## Material
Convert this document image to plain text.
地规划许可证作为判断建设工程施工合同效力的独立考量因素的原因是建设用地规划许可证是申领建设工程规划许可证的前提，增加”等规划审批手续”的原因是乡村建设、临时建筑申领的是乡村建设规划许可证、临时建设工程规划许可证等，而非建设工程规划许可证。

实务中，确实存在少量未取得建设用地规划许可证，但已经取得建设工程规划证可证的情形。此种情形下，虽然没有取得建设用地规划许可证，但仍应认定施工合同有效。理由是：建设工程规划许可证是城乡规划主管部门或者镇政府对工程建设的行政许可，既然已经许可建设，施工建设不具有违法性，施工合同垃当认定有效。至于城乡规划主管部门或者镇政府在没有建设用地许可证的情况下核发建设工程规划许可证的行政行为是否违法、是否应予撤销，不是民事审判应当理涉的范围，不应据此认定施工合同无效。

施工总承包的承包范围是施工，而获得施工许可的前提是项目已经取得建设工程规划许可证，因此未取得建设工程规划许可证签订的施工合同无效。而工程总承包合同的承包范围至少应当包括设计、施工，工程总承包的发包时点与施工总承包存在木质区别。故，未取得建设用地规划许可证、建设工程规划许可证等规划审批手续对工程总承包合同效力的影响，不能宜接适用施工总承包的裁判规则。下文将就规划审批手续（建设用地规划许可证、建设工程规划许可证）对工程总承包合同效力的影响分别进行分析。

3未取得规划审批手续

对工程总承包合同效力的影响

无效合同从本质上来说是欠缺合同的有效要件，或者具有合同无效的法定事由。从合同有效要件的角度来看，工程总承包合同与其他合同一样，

## Set problem
Copy out the whole listing exactly.

## Finished exercise
Convert this document image to plain text.
地规划许可证作为判断建设工程施工合同效力的独立考量因素的原因是建设用地规划许可证是申领建设工程规划许可证的前提，增加”等规划审批手续”的原因是乡村建设、临时建筑申领的是乡村建设规划许可证、临时建设工程规划许可证等，而非建设工程规划许可证。

实务中，确实存在少量未取得建设用地规划许可证，但已经取得建设工程规划证可证的情形。此种情形下，虽然没有取得建设用地规划许可证，但仍应认定施工合同有效。理由是：建设工程规划许可证是城乡规划主管部门或者镇政府对工程建设的行政许可，既然已经许可建设，施工建设不具有违法性，施工合同垃当认定有效。至于城乡规划主管部门或者镇政府在没有建设用地许可证的情况下核发建设工程规划许可证的行政行为是否违法、是否应予撤销，不是民事审判应当理涉的范围，不应据此认定施工合同无效。

施工总承包的承包范围是施工，而获得施工许可的前提是项目已经取得建设工程规划许可证，因此未取得建设工程规划许可证签订的施工合同无效。而工程总承包合同的承包范围至少应当包括设计、施工，工程总承包的发包时点与施工总承包存在木质区别。故，未取得建设用地规划许可证、建设工程规划许可证等规划审批手续对工程总承包合同效力的影响，不能宜接适用施工总承包的裁判规则。下文将就规划审批手续（建设用地规划许可证、建设工程规划许可证）对工程总承包合同效力的影响分别进行分析。

3未取得规划审批手续

对工程总承包合同效力的影响

无效合同从本质上来说是欠缺合同的有效要件，或者具有合同无效的法定事由。从合同有效要件的角度来看，工程总承包合同与其他合同一样，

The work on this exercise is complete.